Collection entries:
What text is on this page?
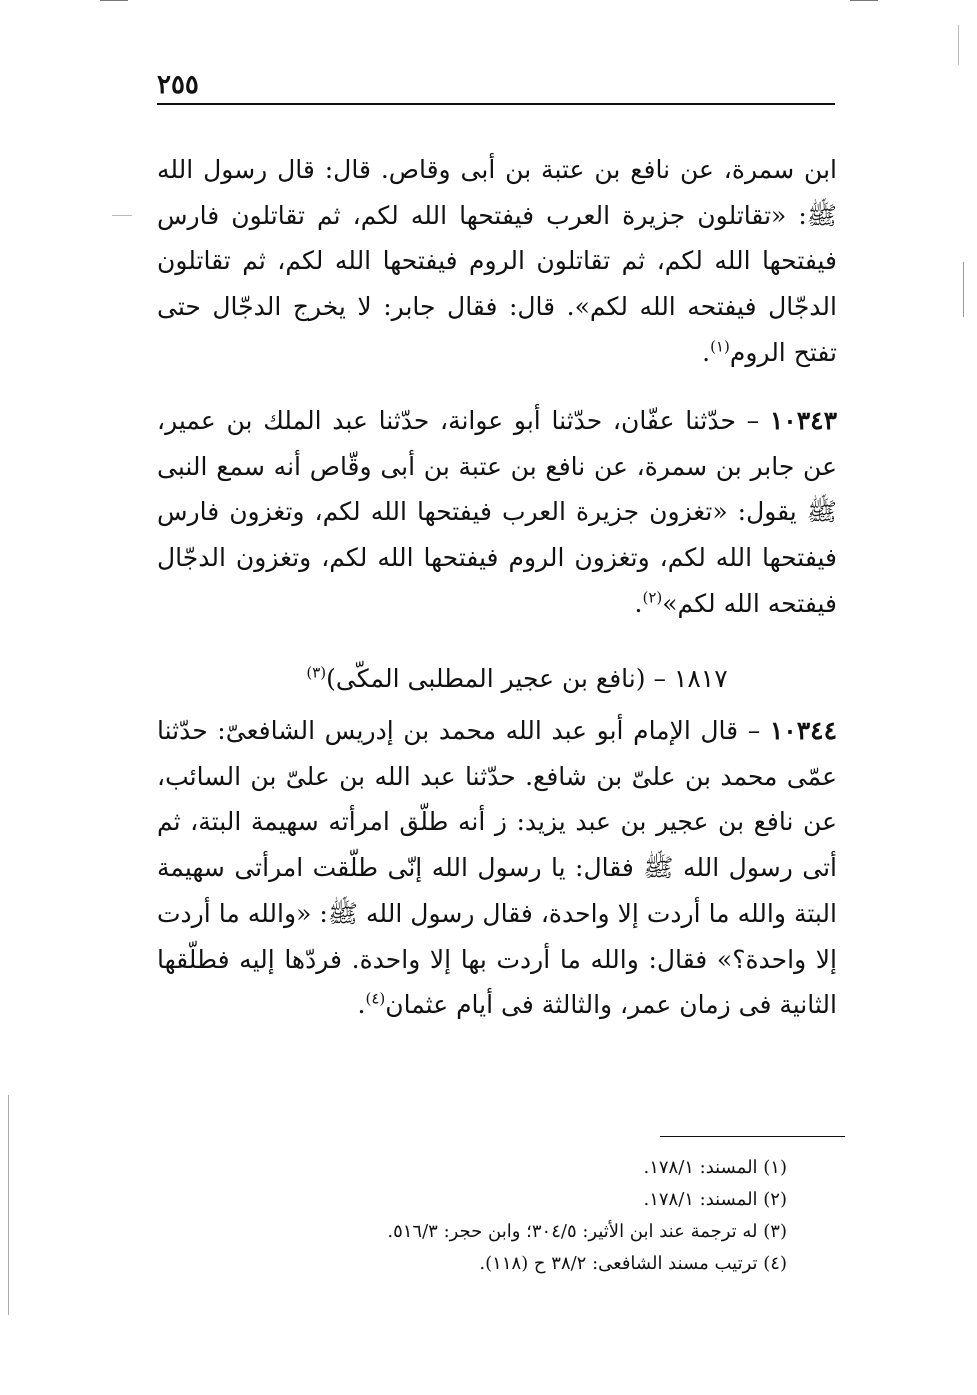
٢٥٥

ابن سمرة، عن نافع بن عتبة بن أبى وقاص. قال: قال رسول الله ﷺ: «تقاتلون جزيرة العرب فيفتحها الله لكم، ثم تقاتلون فارس فيفتحها الله لكم، ثم تقاتلون الروم فيفتحها الله لكم، ثم تقاتلون الدجّال فيفتحه الله لكم». قال: فقال جابر: لا يخرج الدجّال حتى تفتح الروم$^{(١)}$.

١٠٣٤٣ – حدّثنا عفّان، حدّثنا أبو عوانة، حدّثنا عبد الملك بن عمير، عن جابر بن سمرة، عن نافع بن عتبة بن أبى وقّاص أنه سمع النبى ﷺ يقول: «تغزون جزيرة العرب فيفتحها الله لكم، وتغزون فارس فيفتحها الله لكم، وتغزون الروم فيفتحها الله لكم، وتغزون الدجّال فيفتحه الله لكم»$^{(٢)}$.

١٨١٧ – (نافع بن عجير المطلبى المكّى)$^{(٣)}$

١٠٣٤٤ – قال الإمام أبو عبد الله محمد بن إدريس الشافعىّ: حدّثنا عمّى محمد بن علىّ بن شافع. حدّثنا عبد الله بن علىّ بن السائب، عن نافع بن عجير بن عبد يزيد: ز أنه طلّق امرأته سهيمة البتة، ثم أتى رسول الله ﷺ فقال: يا رسول الله إنّى طلّقت امرأتى سهيمة البتة والله ما أردت إلا واحدة، فقال رسول الله ﷺ: «والله ما أردت إلا واحدة؟» فقال: والله ما أردت بها إلا واحدة. فردّها إليه فطلّقها الثانية فى زمان عمر، والثالثة فى أيام عثمان$^{(٤)}$.

(١) المسند: ١٧٨/١.
(٢) المسند: ١٧٨/١.
(٣) له ترجمة عند ابن الأثير: ٣٠٤/٥؛ وابن حجر: ٥١٦/٣.
(٤) ترتيب مسند الشافعى: ٣٨/٢ ح (١١٨).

Problem
Copy all the lines above that hold the string "فيفتحها".

Written answer
ابن سمرة، عن نافع بن عتبة بن أبى وقاص. قال: قال رسول الله ﷺ: «تقاتلون جزيرة العرب فيفتحها الله لكم، ثم تقاتلون فارس فيفتحها الله لكم، ثم تقاتلون الروم فيفتحها الله لكم، ثم تقاتلون الدجّال فيفتحه الله لكم». قال: فقال جابر: لا يخرج الدجّال حتى تفتح الروم$^{(١)}$.
١٠٣٤٣ – حدّثنا عفّان، حدّثنا أبو عوانة، حدّثنا عبد الملك بن عمير، عن جابر بن سمرة، عن نافع بن عتبة بن أبى وقّاص أنه سمع النبى ﷺ يقول: «تغزون جزيرة العرب فيفتحها الله لكم، وتغزون فارس فيفتحها الله لكم، وتغزون الروم فيفتحها الله لكم، وتغزون الدجّال فيفتحه الله لكم»$^{(٢)}$.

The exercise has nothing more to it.